Look through the material and copy each line holding "which".

....................

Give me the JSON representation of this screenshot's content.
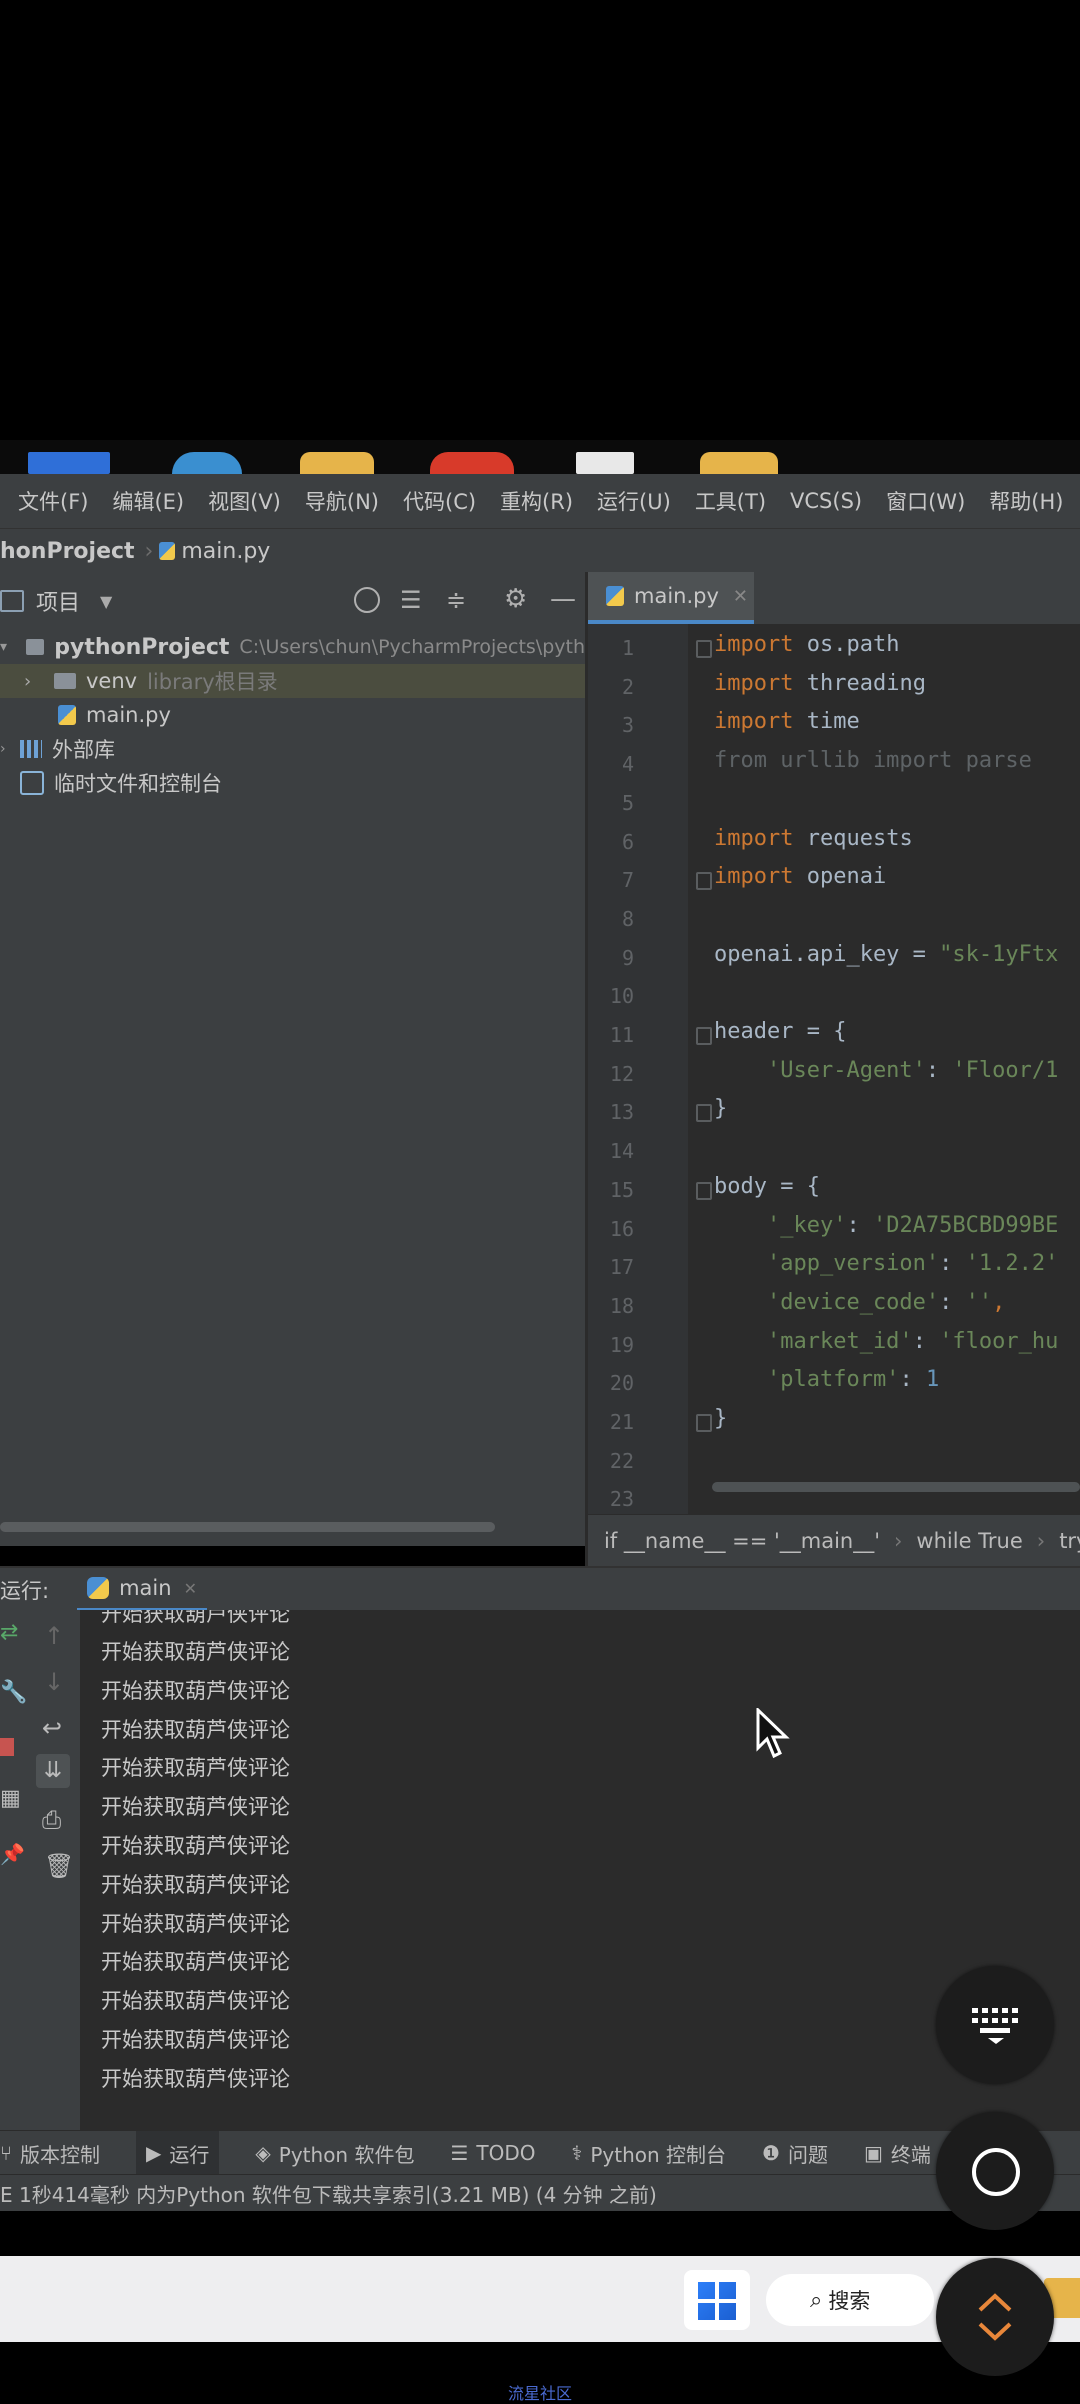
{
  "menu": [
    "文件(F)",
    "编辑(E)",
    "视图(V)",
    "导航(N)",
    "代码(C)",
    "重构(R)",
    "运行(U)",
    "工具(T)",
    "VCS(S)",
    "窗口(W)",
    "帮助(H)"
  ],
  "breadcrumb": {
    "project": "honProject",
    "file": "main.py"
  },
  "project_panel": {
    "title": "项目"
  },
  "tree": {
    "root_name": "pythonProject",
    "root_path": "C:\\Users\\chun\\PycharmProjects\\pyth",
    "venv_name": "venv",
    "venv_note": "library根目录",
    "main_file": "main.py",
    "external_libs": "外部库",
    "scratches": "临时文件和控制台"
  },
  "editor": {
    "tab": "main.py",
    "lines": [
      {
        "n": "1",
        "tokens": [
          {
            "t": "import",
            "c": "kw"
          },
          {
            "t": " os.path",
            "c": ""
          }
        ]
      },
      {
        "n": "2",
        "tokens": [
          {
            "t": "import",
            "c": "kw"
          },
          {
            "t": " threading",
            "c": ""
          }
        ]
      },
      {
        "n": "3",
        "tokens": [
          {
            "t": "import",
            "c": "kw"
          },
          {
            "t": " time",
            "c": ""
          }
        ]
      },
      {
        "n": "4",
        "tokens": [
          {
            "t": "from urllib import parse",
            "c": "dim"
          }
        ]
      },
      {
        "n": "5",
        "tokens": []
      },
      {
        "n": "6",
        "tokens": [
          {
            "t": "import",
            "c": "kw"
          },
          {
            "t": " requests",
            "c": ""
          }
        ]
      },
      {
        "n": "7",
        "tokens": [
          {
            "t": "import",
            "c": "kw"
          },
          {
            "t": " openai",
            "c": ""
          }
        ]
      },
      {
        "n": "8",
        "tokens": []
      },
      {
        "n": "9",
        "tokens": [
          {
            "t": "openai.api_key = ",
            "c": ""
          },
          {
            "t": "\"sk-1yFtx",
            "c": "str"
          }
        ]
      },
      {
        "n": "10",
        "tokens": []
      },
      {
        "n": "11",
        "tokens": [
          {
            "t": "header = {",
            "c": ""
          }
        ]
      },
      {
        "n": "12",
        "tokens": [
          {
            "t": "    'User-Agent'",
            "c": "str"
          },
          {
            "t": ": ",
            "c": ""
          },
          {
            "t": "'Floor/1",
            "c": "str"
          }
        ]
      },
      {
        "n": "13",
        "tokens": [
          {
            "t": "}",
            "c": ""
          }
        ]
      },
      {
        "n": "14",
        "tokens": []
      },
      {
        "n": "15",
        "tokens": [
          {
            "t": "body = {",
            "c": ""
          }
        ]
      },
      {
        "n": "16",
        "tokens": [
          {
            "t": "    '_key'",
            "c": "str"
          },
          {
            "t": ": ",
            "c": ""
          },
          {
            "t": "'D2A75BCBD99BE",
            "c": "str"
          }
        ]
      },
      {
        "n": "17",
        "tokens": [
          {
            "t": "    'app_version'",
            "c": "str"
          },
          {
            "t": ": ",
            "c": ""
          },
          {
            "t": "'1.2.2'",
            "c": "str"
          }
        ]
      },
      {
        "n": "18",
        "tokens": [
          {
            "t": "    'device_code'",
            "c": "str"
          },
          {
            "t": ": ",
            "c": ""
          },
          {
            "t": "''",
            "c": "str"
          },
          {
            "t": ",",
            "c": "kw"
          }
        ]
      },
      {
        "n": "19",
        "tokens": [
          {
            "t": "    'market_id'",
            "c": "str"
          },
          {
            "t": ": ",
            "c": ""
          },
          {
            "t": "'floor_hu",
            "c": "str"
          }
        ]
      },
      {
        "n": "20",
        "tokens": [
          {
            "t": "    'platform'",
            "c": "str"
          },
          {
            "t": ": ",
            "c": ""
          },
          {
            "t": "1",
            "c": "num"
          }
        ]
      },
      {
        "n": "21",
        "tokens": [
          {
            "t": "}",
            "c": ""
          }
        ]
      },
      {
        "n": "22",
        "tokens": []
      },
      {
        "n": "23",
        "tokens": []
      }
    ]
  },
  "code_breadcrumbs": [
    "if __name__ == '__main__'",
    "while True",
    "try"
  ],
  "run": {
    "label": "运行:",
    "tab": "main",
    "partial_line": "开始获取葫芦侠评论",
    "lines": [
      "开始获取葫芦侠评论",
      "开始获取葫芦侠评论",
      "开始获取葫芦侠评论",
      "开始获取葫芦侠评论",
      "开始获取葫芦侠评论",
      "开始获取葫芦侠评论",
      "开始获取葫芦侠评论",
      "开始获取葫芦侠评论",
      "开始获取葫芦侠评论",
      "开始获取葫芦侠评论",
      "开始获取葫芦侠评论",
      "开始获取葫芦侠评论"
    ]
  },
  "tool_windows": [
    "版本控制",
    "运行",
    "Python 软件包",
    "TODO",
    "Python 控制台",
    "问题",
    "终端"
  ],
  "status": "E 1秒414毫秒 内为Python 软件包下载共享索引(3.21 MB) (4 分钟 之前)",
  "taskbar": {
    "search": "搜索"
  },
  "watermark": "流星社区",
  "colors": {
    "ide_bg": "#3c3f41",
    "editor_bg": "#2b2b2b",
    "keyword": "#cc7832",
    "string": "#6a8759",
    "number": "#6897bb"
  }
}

....................

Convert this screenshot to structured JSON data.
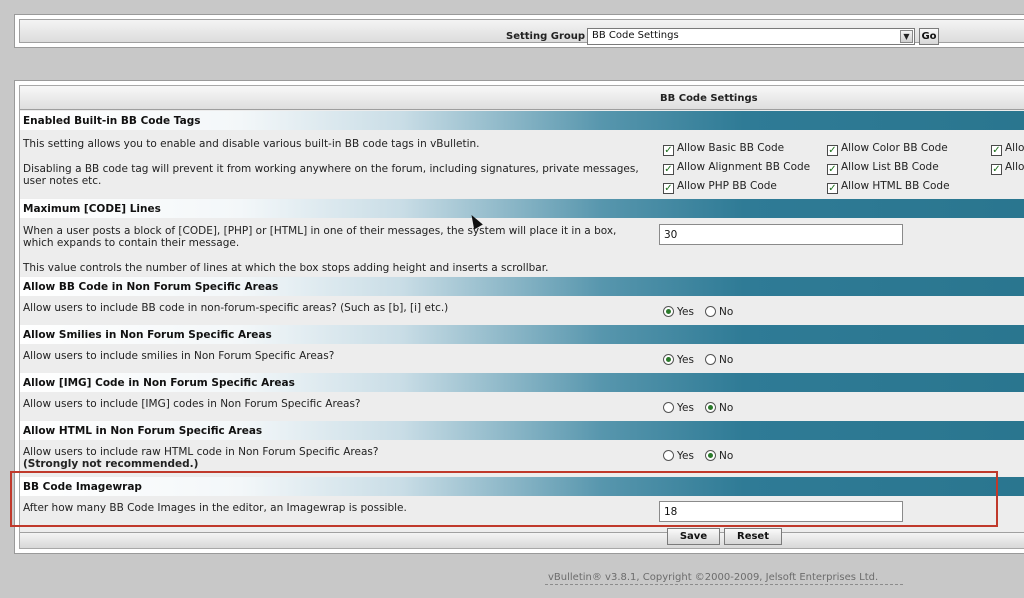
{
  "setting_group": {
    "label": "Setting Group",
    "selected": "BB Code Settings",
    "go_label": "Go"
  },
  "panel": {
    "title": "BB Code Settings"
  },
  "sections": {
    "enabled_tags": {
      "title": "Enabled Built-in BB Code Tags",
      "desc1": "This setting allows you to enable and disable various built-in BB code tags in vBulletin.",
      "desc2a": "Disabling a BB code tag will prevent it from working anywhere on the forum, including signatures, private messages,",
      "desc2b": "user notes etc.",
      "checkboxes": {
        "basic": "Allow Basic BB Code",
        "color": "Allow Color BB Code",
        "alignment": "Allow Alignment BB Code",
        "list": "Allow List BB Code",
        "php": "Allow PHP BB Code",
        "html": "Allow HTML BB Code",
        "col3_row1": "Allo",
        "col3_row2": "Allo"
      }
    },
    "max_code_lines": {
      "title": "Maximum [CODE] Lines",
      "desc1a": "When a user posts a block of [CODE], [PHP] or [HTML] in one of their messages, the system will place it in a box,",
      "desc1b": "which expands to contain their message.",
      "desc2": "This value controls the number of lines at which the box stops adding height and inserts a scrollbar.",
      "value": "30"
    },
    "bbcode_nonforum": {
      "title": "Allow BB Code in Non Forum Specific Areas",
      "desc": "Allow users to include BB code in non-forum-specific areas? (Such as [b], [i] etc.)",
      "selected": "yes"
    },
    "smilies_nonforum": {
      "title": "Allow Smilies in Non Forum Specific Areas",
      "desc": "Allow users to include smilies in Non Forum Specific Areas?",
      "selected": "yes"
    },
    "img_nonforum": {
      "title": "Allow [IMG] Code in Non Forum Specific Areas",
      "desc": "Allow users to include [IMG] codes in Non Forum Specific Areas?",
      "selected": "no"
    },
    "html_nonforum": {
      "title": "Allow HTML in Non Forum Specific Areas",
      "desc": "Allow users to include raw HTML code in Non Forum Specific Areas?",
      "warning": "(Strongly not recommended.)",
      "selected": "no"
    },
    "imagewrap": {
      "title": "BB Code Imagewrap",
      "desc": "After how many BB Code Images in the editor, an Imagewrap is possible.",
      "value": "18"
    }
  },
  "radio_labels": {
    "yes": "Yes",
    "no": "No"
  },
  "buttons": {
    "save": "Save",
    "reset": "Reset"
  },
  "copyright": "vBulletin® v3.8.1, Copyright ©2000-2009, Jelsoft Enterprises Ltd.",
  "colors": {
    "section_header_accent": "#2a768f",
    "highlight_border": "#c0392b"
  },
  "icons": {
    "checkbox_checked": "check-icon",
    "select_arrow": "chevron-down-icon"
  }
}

....................

* Finished task
      "desc1b": "which expands to contain their message.",
      "desc2": "This value controls the number of lines at which the box stops adding height and inserts a scrollbar.",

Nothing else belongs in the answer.